## Your goal
Copy out all of the data exactly as it appears.

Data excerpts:
::::::::::
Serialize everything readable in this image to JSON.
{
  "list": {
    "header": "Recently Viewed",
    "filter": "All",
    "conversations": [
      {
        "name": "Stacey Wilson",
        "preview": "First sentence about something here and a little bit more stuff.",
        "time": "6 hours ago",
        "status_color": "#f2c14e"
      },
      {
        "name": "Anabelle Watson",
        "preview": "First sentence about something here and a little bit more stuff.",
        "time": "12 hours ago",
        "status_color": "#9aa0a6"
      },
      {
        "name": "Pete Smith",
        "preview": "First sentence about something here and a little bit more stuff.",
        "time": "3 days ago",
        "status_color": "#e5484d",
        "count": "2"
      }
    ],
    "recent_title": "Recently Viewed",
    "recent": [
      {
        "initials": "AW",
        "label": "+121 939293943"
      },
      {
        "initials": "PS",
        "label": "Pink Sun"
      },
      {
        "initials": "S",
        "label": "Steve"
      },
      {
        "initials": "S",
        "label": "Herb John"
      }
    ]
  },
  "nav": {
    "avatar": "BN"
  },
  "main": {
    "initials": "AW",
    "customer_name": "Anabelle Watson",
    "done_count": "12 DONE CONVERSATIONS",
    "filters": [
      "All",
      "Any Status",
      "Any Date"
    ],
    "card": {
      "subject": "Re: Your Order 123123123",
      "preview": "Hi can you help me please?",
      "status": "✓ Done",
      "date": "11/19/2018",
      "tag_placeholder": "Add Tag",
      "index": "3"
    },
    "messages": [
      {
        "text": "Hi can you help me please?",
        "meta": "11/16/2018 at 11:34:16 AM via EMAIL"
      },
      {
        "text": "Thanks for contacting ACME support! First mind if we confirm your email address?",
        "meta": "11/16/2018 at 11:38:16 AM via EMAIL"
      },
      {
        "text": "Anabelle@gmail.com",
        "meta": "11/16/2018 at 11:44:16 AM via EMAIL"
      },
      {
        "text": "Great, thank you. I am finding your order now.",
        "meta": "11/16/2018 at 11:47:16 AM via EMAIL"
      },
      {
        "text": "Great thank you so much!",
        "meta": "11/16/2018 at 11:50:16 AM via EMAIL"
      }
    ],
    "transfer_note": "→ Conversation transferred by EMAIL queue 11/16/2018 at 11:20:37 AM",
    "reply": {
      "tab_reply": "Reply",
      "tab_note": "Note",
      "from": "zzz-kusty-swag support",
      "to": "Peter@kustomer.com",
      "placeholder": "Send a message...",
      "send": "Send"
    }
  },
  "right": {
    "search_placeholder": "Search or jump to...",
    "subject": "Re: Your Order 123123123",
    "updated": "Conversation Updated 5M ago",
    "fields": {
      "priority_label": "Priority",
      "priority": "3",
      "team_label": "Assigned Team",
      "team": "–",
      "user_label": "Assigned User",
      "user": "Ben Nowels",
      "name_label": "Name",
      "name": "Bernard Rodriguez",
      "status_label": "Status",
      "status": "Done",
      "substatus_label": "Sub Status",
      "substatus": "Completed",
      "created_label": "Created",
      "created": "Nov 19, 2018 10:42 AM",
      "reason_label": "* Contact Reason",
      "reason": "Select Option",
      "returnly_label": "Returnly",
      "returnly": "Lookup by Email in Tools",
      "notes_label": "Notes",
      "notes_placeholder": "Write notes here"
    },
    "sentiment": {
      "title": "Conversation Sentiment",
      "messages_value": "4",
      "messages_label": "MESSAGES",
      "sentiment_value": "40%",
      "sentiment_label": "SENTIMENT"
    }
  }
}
::::::::::
## Result
Serialize everything readable in this image to JSON.
{
  "list": {
    "header": "Recently Viewed",
    "filter": "All",
    "conversations": [
      {
        "name": "Stacey Wilson",
        "preview": "First sentence about something here and a little bit more stuff.",
        "time": "6 hours ago",
        "status_color": "#f2c14e"
      },
      {
        "name": "Anabelle Watson",
        "preview": "First sentence about something here and a little bit more stuff.",
        "time": "12 hours ago",
        "status_color": "#9aa0a6"
      },
      {
        "name": "Pete Smith",
        "preview": "First sentence about something here and a little bit more stuff.",
        "time": "3 days ago",
        "status_color": "#e5484d",
        "count": "2"
      }
    ],
    "recent_title": "Recently Viewed",
    "recent": [
      {
        "initials": "AW",
        "label": "+121 939293943"
      },
      {
        "initials": "PS",
        "label": "Pink Sun"
      },
      {
        "initials": "S",
        "label": "Steve"
      },
      {
        "initials": "S",
        "label": "Herb John"
      }
    ]
  },
  "nav": {
    "avatar": "BN"
  },
  "main": {
    "initials": "AW",
    "customer_name": "Anabelle Watson",
    "done_count": "12 DONE CONVERSATIONS",
    "filters": [
      "All",
      "Any Status",
      "Any Date"
    ],
    "card": {
      "subject": "Re: Your Order 123123123",
      "preview": "Hi can you help me please?",
      "status": "✓ Done",
      "date": "11/19/2018",
      "tag_placeholder": "Add Tag",
      "index": "3"
    },
    "messages": [
      {
        "text": "Hi can you help me please?",
        "meta": "11/16/2018 at 11:34:16 AM via EMAIL"
      },
      {
        "text": "Thanks for contacting ACME support! First mind if we confirm your email address?",
        "meta": "11/16/2018 at 11:38:16 AM via EMAIL"
      },
      {
        "text": "Anabelle@gmail.com",
        "meta": "11/16/2018 at 11:44:16 AM via EMAIL"
      },
      {
        "text": "Great, thank you. I am finding your order now.",
        "meta": "11/16/2018 at 11:47:16 AM via EMAIL"
      },
      {
        "text": "Great thank you so much!",
        "meta": "11/16/2018 at 11:50:16 AM via EMAIL"
      }
    ],
    "transfer_note": "→ Conversation transferred by EMAIL queue 11/16/2018 at 11:20:37 AM",
    "reply": {
      "tab_reply": "Reply",
      "tab_note": "Note",
      "from": "zzz-kusty-swag support",
      "to": "Peter@kustomer.com",
      "placeholder": "Send a message...",
      "send": "Send"
    }
  },
  "right": {
    "search_placeholder": "Search or jump to...",
    "subject": "Re: Your Order 123123123",
    "updated": "Conversation Updated 5M ago",
    "fields": {
      "priority_label": "Priority",
      "priority": "3",
      "team_label": "Assigned Team",
      "team": "–",
      "user_label": "Assigned User",
      "user": "Ben Nowels",
      "name_label": "Name",
      "name": "Bernard Rodriguez",
      "status_label": "Status",
      "status": "Done",
      "substatus_label": "Sub Status",
      "substatus": "Completed",
      "created_label": "Created",
      "created": "Nov 19, 2018 10:42 AM",
      "reason_label": "* Contact Reason",
      "reason": "Select Option",
      "returnly_label": "Returnly",
      "returnly": "Lookup by Email in Tools",
      "notes_label": "Notes",
      "notes_placeholder": "Write notes here"
    },
    "sentiment": {
      "title": "Conversation Sentiment",
      "messages_value": "4",
      "messages_label": "MESSAGES",
      "sentiment_value": "40%",
      "sentiment_label": "SENTIMENT"
    }
  }
}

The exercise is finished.